— Start —

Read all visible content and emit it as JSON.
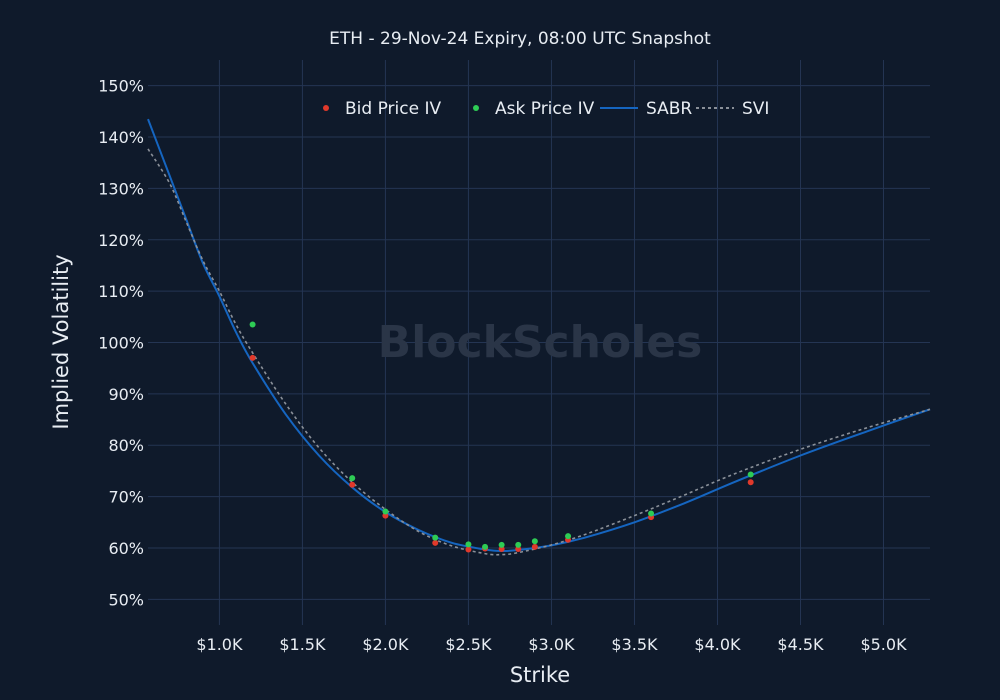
{
  "chart_data": {
    "type": "scatter",
    "title": "ETH - 29-Nov-24 Expiry, 08:00 UTC Snapshot",
    "xlabel": "Strike",
    "ylabel": "Implied Volatility",
    "watermark": "BlockScholes",
    "xlim": [
      570,
      5280
    ],
    "ylim": [
      45,
      155
    ],
    "x_ticks": [
      1000,
      1500,
      2000,
      2500,
      3000,
      3500,
      4000,
      4500,
      5000
    ],
    "x_tick_labels": [
      "$1.0K",
      "$1.5K",
      "$2.0K",
      "$2.5K",
      "$3.0K",
      "$3.5K",
      "$4.0K",
      "$4.5K",
      "$5.0K"
    ],
    "y_ticks": [
      50,
      60,
      70,
      80,
      90,
      100,
      110,
      120,
      130,
      140,
      150
    ],
    "y_tick_labels": [
      "50%",
      "60%",
      "70%",
      "80%",
      "90%",
      "100%",
      "110%",
      "120%",
      "130%",
      "140%",
      "150%"
    ],
    "grid": true,
    "legend_position": "top-center",
    "series": [
      {
        "name": "Bid Price IV",
        "kind": "markers",
        "color": "#e0392b",
        "points": [
          [
            1200,
            97.0
          ],
          [
            1800,
            72.3
          ],
          [
            2000,
            66.3
          ],
          [
            2300,
            61.0
          ],
          [
            2500,
            59.7
          ],
          [
            2600,
            59.9
          ],
          [
            2700,
            59.8
          ],
          [
            2800,
            59.8
          ],
          [
            2900,
            60.2
          ],
          [
            3100,
            61.6
          ],
          [
            3600,
            66.0
          ],
          [
            4200,
            72.8
          ]
        ]
      },
      {
        "name": "Ask Price IV",
        "kind": "markers",
        "color": "#2ecc55",
        "points": [
          [
            1200,
            103.5
          ],
          [
            1800,
            73.6
          ],
          [
            2000,
            67.1
          ],
          [
            2300,
            62.0
          ],
          [
            2500,
            60.7
          ],
          [
            2600,
            60.2
          ],
          [
            2700,
            60.6
          ],
          [
            2800,
            60.6
          ],
          [
            2900,
            61.3
          ],
          [
            3100,
            62.3
          ],
          [
            3600,
            66.7
          ],
          [
            4200,
            74.3
          ]
        ]
      },
      {
        "name": "SABR",
        "kind": "line",
        "color": "#1565c0",
        "points": [
          [
            570,
            143.5
          ],
          [
            700,
            132.5
          ],
          [
            800,
            124.0
          ],
          [
            900,
            115.5
          ],
          [
            1000,
            109.0
          ],
          [
            1100,
            102.0
          ],
          [
            1200,
            96.0
          ],
          [
            1400,
            86.0
          ],
          [
            1600,
            78.0
          ],
          [
            1800,
            71.8
          ],
          [
            2000,
            67.0
          ],
          [
            2200,
            63.5
          ],
          [
            2400,
            61.0
          ],
          [
            2600,
            59.7
          ],
          [
            2700,
            59.4
          ],
          [
            2800,
            59.6
          ],
          [
            3000,
            60.5
          ],
          [
            3200,
            62.0
          ],
          [
            3500,
            65.0
          ],
          [
            3800,
            68.7
          ],
          [
            4100,
            72.8
          ],
          [
            4500,
            78.0
          ],
          [
            4900,
            82.7
          ],
          [
            5280,
            87.0
          ]
        ]
      },
      {
        "name": "SVI",
        "kind": "line",
        "color": "#8a9099",
        "dash": true,
        "points": [
          [
            570,
            137.7
          ],
          [
            700,
            131.0
          ],
          [
            800,
            123.5
          ],
          [
            900,
            116.0
          ],
          [
            1000,
            110.0
          ],
          [
            1100,
            103.5
          ],
          [
            1200,
            98.0
          ],
          [
            1400,
            88.0
          ],
          [
            1600,
            79.5
          ],
          [
            1800,
            72.8
          ],
          [
            2000,
            67.5
          ],
          [
            2200,
            63.2
          ],
          [
            2400,
            60.4
          ],
          [
            2600,
            58.9
          ],
          [
            2700,
            58.7
          ],
          [
            2800,
            59.1
          ],
          [
            3000,
            60.6
          ],
          [
            3200,
            62.6
          ],
          [
            3500,
            66.3
          ],
          [
            3800,
            70.3
          ],
          [
            4100,
            74.4
          ],
          [
            4500,
            79.2
          ],
          [
            4900,
            83.4
          ],
          [
            5280,
            87.0
          ]
        ]
      }
    ]
  }
}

— End —

#### AIM:
Repeat the lines above exactly, and keep every picture out.

#### TASK ANSWER:
Read all visible content and emit it as JSON.
{
  "chart_data": {
    "type": "scatter",
    "title": "ETH - 29-Nov-24 Expiry, 08:00 UTC Snapshot",
    "xlabel": "Strike",
    "ylabel": "Implied Volatility",
    "watermark": "BlockScholes",
    "xlim": [
      570,
      5280
    ],
    "ylim": [
      45,
      155
    ],
    "x_ticks": [
      1000,
      1500,
      2000,
      2500,
      3000,
      3500,
      4000,
      4500,
      5000
    ],
    "x_tick_labels": [
      "$1.0K",
      "$1.5K",
      "$2.0K",
      "$2.5K",
      "$3.0K",
      "$3.5K",
      "$4.0K",
      "$4.5K",
      "$5.0K"
    ],
    "y_ticks": [
      50,
      60,
      70,
      80,
      90,
      100,
      110,
      120,
      130,
      140,
      150
    ],
    "y_tick_labels": [
      "50%",
      "60%",
      "70%",
      "80%",
      "90%",
      "100%",
      "110%",
      "120%",
      "130%",
      "140%",
      "150%"
    ],
    "grid": true,
    "legend_position": "top-center",
    "series": [
      {
        "name": "Bid Price IV",
        "kind": "markers",
        "color": "#e0392b",
        "points": [
          [
            1200,
            97.0
          ],
          [
            1800,
            72.3
          ],
          [
            2000,
            66.3
          ],
          [
            2300,
            61.0
          ],
          [
            2500,
            59.7
          ],
          [
            2600,
            59.9
          ],
          [
            2700,
            59.8
          ],
          [
            2800,
            59.8
          ],
          [
            2900,
            60.2
          ],
          [
            3100,
            61.6
          ],
          [
            3600,
            66.0
          ],
          [
            4200,
            72.8
          ]
        ]
      },
      {
        "name": "Ask Price IV",
        "kind": "markers",
        "color": "#2ecc55",
        "points": [
          [
            1200,
            103.5
          ],
          [
            1800,
            73.6
          ],
          [
            2000,
            67.1
          ],
          [
            2300,
            62.0
          ],
          [
            2500,
            60.7
          ],
          [
            2600,
            60.2
          ],
          [
            2700,
            60.6
          ],
          [
            2800,
            60.6
          ],
          [
            2900,
            61.3
          ],
          [
            3100,
            62.3
          ],
          [
            3600,
            66.7
          ],
          [
            4200,
            74.3
          ]
        ]
      },
      {
        "name": "SABR",
        "kind": "line",
        "color": "#1565c0",
        "points": [
          [
            570,
            143.5
          ],
          [
            700,
            132.5
          ],
          [
            800,
            124.0
          ],
          [
            900,
            115.5
          ],
          [
            1000,
            109.0
          ],
          [
            1100,
            102.0
          ],
          [
            1200,
            96.0
          ],
          [
            1400,
            86.0
          ],
          [
            1600,
            78.0
          ],
          [
            1800,
            71.8
          ],
          [
            2000,
            67.0
          ],
          [
            2200,
            63.5
          ],
          [
            2400,
            61.0
          ],
          [
            2600,
            59.7
          ],
          [
            2700,
            59.4
          ],
          [
            2800,
            59.6
          ],
          [
            3000,
            60.5
          ],
          [
            3200,
            62.0
          ],
          [
            3500,
            65.0
          ],
          [
            3800,
            68.7
          ],
          [
            4100,
            72.8
          ],
          [
            4500,
            78.0
          ],
          [
            4900,
            82.7
          ],
          [
            5280,
            87.0
          ]
        ]
      },
      {
        "name": "SVI",
        "kind": "line",
        "color": "#8a9099",
        "dash": true,
        "points": [
          [
            570,
            137.7
          ],
          [
            700,
            131.0
          ],
          [
            800,
            123.5
          ],
          [
            900,
            116.0
          ],
          [
            1000,
            110.0
          ],
          [
            1100,
            103.5
          ],
          [
            1200,
            98.0
          ],
          [
            1400,
            88.0
          ],
          [
            1600,
            79.5
          ],
          [
            1800,
            72.8
          ],
          [
            2000,
            67.5
          ],
          [
            2200,
            63.2
          ],
          [
            2400,
            60.4
          ],
          [
            2600,
            58.9
          ],
          [
            2700,
            58.7
          ],
          [
            2800,
            59.1
          ],
          [
            3000,
            60.6
          ],
          [
            3200,
            62.6
          ],
          [
            3500,
            66.3
          ],
          [
            3800,
            70.3
          ],
          [
            4100,
            74.4
          ],
          [
            4500,
            79.2
          ],
          [
            4900,
            83.4
          ],
          [
            5280,
            87.0
          ]
        ]
      }
    ]
  }
}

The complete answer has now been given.